■ **Records provided**
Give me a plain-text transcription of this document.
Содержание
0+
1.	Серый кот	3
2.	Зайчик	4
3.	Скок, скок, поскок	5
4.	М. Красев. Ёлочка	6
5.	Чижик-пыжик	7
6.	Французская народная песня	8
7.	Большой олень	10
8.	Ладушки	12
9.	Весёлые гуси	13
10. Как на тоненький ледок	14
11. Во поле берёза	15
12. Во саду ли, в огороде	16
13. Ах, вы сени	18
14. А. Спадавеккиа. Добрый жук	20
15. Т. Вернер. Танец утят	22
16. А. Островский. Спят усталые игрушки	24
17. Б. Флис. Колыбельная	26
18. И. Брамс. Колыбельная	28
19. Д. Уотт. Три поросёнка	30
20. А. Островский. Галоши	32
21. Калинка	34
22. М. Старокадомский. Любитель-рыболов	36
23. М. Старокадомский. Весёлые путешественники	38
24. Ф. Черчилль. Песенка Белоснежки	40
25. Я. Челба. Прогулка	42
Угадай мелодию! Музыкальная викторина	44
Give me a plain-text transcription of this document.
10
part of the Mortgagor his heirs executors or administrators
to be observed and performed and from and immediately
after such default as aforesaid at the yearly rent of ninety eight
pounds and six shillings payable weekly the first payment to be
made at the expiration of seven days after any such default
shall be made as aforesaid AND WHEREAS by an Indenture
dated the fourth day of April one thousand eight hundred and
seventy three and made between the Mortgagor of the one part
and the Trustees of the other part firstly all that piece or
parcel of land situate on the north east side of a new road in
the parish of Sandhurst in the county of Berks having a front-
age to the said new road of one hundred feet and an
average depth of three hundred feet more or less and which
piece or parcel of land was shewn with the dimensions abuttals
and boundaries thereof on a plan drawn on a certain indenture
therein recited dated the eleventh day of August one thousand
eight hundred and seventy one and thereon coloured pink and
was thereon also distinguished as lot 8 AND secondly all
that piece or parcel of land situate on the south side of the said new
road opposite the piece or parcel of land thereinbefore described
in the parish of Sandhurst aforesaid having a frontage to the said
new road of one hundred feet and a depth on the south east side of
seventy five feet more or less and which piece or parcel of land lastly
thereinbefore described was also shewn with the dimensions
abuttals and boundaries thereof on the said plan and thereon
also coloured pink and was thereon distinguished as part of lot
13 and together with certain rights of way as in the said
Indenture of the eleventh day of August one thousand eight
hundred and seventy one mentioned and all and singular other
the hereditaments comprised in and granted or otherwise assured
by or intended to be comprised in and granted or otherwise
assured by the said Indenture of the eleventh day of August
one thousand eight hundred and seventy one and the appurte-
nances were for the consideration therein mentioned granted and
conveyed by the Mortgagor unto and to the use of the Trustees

■ **Written exercise**
Above are some records. Print them all exactly.

■ **Task solution**
Give me a plain-text transcription of this document.
Содержание
0+
1.	Серый кот	3
2.	Зайчик	4
3.	Скок, скок, поскок	5
4.	М. Красев. Ёлочка	6
5.	Чижик-пыжик	7
6.	Французская народная песня	8
7.	Большой олень	10
8.	Ладушки	12
9.	Весёлые гуси	13
10. Как на тоненький ледок	14
11. Во поле берёза	15
12. Во саду ли, в огороде	16
13. Ах, вы сени	18
14. А. Спадавеккиа. Добрый жук	20
15. Т. Вернер. Танец утят	22
16. А. Островский. Спят усталые игрушки	24
17. Б. Флис. Колыбельная	26
18. И. Брамс. Колыбельная	28
19. Д. Уотт. Три поросёнка	30
20. А. Островский. Галоши	32
21. Калинка	34
22. М. Старокадомский. Любитель-рыболов	36
23. М. Старокадомский. Весёлые путешественники	38
24. Ф. Черчилль. Песенка Белоснежки	40
25. Я. Челба. Прогулка	42
Угадай мелодию! Музыкальная викторина	44
Give me a plain-text transcription of this document.
10
part of the Mortgagor his heirs executors or administrators
to be observed and performed and from and immediately
after such default as aforesaid at the yearly rent of ninety eight
pounds and six shillings payable weekly the first payment to be
made at the expiration of seven days after any such default
shall be made as aforesaid AND WHEREAS by an Indenture
dated the fourth day of April one thousand eight hundred and
seventy three and made between the Mortgagor of the one part
and the Trustees of the other part firstly all that piece or
parcel of land situate on the north east side of a new road in
the parish of Sandhurst in the county of Berks having a front-
age to the said new road of one hundred feet and an
average depth of three hundred feet more or less and which
piece or parcel of land was shewn with the dimensions abuttals
and boundaries thereof on a plan drawn on a certain indenture
therein recited dated the eleventh day of August one thousand
eight hundred and seventy one and thereon coloured pink and
was thereon also distinguished as lot 8 AND secondly all
that piece or parcel of land situate on the south side of the said new
road opposite the piece or parcel of land thereinbefore described
in the parish of Sandhurst aforesaid having a frontage to the said
new road of one hundred feet and a depth on the south east side of
seventy five feet more or less and which piece or parcel of land lastly
thereinbefore described was also shewn with the dimensions
abuttals and boundaries thereof on the said plan and thereon
also coloured pink and was thereon distinguished as part of lot
13 and together with certain rights of way as in the said
Indenture of the eleventh day of August one thousand eight
hundred and seventy one mentioned and all and singular other
the hereditaments comprised in and granted or otherwise assured
by or intended to be comprised in and granted or otherwise
assured by the said Indenture of the eleventh day of August
one thousand eight hundred and seventy one and the appurte-
nances were for the consideration therein mentioned granted and
conveyed by the Mortgagor unto and to the use of the Trustees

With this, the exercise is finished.